**DATA RECORDS:**
--- --- ---
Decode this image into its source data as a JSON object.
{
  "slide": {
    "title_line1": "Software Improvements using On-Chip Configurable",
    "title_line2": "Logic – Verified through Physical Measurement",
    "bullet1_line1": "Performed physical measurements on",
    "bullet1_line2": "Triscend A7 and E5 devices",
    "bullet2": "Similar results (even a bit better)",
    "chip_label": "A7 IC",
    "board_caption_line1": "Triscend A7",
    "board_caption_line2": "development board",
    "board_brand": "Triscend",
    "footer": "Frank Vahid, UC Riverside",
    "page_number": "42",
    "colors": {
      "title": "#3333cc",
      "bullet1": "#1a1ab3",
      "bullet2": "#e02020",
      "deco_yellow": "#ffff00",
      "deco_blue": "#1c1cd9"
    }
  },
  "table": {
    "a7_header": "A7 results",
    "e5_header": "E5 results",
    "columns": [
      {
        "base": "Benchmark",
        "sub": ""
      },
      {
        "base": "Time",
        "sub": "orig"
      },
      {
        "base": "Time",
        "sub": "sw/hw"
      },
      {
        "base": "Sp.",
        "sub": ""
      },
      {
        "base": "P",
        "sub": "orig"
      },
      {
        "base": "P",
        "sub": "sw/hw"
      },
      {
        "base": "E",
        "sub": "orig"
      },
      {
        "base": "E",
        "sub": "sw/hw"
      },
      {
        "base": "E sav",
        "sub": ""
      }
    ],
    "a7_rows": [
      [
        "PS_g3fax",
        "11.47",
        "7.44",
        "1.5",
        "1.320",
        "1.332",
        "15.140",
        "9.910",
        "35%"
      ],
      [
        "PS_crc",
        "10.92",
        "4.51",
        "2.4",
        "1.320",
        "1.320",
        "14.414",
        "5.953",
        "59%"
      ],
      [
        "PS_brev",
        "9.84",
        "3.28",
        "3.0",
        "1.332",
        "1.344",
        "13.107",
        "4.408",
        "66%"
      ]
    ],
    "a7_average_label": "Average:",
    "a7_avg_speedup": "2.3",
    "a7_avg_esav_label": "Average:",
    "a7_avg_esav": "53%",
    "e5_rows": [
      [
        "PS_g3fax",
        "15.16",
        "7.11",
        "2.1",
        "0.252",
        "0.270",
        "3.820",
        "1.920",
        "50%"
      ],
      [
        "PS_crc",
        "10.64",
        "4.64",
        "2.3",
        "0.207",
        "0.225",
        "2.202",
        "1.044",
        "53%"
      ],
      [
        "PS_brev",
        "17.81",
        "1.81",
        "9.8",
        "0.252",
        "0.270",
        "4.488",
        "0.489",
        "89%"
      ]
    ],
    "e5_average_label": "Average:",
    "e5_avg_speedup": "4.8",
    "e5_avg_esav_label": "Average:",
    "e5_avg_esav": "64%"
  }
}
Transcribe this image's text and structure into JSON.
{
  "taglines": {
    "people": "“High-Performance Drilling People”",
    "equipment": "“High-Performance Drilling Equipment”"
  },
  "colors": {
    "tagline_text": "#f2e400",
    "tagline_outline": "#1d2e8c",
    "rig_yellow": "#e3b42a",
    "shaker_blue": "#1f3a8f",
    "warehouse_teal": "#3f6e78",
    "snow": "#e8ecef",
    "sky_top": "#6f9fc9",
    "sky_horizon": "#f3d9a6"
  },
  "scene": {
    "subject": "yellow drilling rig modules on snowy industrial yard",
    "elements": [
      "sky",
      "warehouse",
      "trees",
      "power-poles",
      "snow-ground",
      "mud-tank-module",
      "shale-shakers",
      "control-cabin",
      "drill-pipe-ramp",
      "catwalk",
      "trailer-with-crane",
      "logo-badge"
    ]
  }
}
--- --- ---
**EXERCISE AIM:** Give again the lines from the line holding "Transcribe this image's" through the close of the listing, both included, exactly as written and with nothing else.

**EXERCISE SOLUTION:**
Transcribe this image's text and structure into JSON.
{
  "taglines": {
    "people": "“High-Performance Drilling People”",
    "equipment": "“High-Performance Drilling Equipment”"
  },
  "colors": {
    "tagline_text": "#f2e400",
    "tagline_outline": "#1d2e8c",
    "rig_yellow": "#e3b42a",
    "shaker_blue": "#1f3a8f",
    "warehouse_teal": "#3f6e78",
    "snow": "#e8ecef",
    "sky_top": "#6f9fc9",
    "sky_horizon": "#f3d9a6"
  },
  "scene": {
    "subject": "yellow drilling rig modules on snowy industrial yard",
    "elements": [
      "sky",
      "warehouse",
      "trees",
      "power-poles",
      "snow-ground",
      "mud-tank-module",
      "shale-shakers",
      "control-cabin",
      "drill-pipe-ramp",
      "catwalk",
      "trailer-with-crane",
      "logo-badge"
    ]
  }
}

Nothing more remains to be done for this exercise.